Exercise requirements:
Only the number is wanted: how many lines of these entries contain the word "Перечень"?

Provided entries:
_____

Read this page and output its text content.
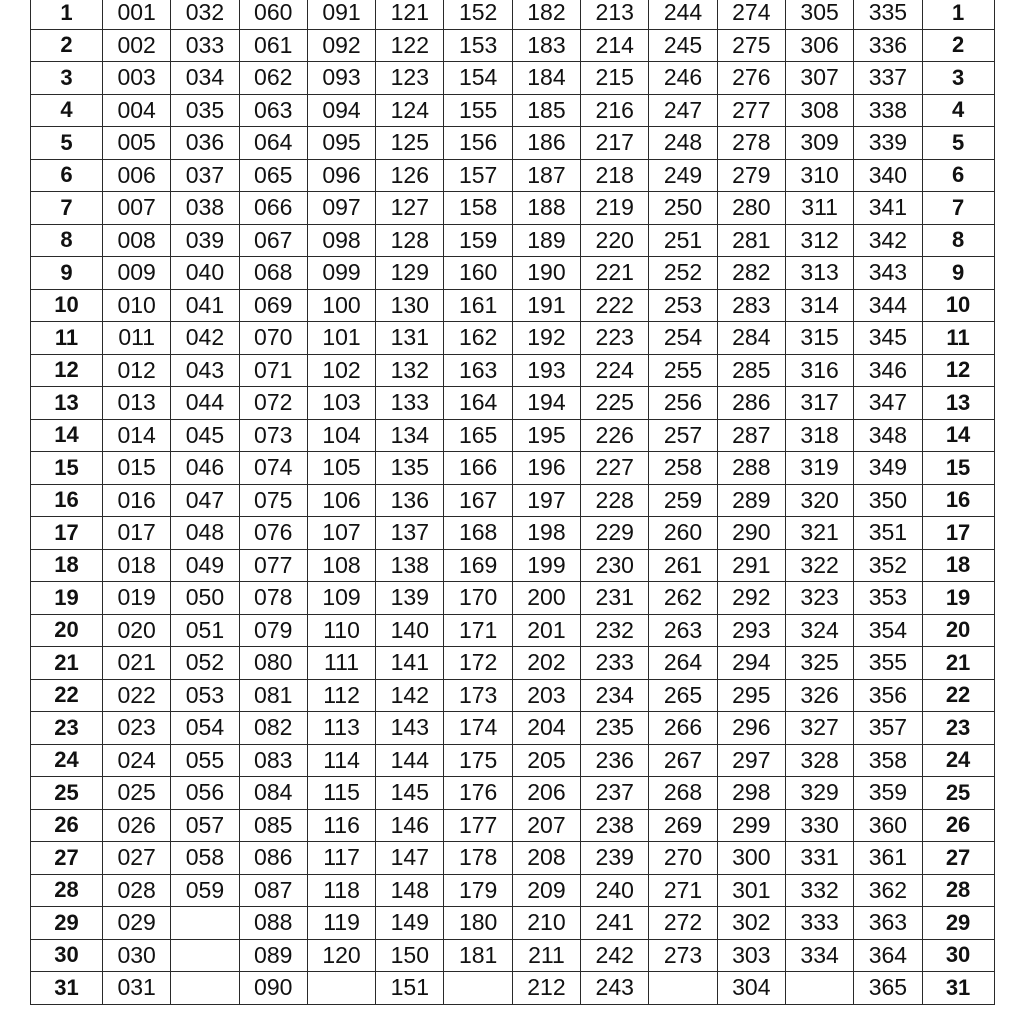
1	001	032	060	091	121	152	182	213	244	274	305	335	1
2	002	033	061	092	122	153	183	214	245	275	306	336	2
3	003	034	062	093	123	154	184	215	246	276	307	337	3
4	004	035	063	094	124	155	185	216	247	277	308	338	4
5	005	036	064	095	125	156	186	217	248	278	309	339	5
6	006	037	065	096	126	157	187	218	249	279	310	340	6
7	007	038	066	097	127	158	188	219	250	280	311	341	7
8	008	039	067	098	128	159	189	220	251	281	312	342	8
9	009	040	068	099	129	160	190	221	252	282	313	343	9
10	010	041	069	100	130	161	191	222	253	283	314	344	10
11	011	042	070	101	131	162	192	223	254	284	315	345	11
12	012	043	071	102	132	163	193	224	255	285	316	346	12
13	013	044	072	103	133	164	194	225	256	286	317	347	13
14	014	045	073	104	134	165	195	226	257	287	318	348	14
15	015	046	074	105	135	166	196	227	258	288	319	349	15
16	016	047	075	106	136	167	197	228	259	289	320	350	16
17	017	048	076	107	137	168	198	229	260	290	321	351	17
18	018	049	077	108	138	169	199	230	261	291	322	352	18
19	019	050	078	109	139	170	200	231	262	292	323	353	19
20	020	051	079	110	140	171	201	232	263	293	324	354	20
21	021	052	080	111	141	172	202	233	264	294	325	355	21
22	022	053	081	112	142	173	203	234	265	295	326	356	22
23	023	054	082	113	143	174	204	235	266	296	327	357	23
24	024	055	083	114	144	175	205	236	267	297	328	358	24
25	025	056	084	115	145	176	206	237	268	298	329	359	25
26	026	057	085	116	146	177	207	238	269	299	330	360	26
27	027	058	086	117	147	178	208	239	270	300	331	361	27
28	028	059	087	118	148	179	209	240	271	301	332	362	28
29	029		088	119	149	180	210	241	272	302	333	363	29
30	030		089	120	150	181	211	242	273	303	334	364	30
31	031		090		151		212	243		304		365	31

_____

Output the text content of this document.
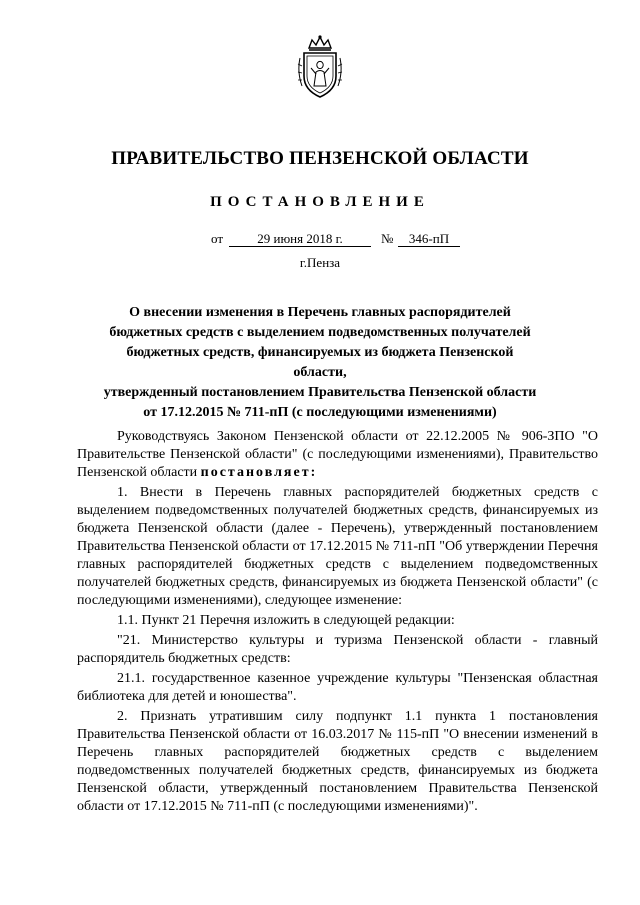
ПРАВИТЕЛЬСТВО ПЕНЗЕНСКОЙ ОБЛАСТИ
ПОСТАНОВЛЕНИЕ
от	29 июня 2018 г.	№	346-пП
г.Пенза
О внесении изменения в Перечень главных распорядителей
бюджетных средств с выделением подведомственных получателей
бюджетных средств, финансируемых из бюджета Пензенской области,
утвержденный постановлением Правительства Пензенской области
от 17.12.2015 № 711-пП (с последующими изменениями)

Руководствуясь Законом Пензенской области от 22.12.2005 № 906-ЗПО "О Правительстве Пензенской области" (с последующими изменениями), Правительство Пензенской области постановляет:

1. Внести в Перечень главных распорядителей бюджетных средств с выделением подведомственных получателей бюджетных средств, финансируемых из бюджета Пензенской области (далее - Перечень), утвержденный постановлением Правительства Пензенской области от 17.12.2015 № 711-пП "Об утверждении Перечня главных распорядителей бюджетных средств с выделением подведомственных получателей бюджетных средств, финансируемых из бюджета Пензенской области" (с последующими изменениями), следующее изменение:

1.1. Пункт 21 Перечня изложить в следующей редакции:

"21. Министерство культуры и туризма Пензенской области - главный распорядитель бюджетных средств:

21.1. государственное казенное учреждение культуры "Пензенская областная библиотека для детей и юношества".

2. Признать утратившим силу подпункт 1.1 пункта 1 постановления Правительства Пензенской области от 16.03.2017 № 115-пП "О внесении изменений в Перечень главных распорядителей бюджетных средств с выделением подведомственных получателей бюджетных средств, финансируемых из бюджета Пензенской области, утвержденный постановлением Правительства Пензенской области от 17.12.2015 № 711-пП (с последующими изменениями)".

_____

Solution to the problem:
3